## begin MATERIAL

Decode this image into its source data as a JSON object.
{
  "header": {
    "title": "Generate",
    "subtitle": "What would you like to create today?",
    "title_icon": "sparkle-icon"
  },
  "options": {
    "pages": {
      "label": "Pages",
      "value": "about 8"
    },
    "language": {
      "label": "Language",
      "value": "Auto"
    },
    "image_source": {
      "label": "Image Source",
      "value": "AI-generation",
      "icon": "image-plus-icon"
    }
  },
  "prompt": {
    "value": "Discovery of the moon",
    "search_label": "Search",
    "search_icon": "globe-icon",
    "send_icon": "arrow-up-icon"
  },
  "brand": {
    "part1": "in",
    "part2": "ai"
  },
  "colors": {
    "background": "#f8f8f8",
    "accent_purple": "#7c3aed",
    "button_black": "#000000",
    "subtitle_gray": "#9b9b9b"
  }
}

## end MATERIAL

DO THIS >> Copy and report every line where the word "icon" is present.

RESULT FOR THIS EXERCISE >>
    "title_icon": "sparkle-icon"
      "icon": "image-plus-icon"
    "search_icon": "globe-icon",
    "send_icon": "arrow-up-icon"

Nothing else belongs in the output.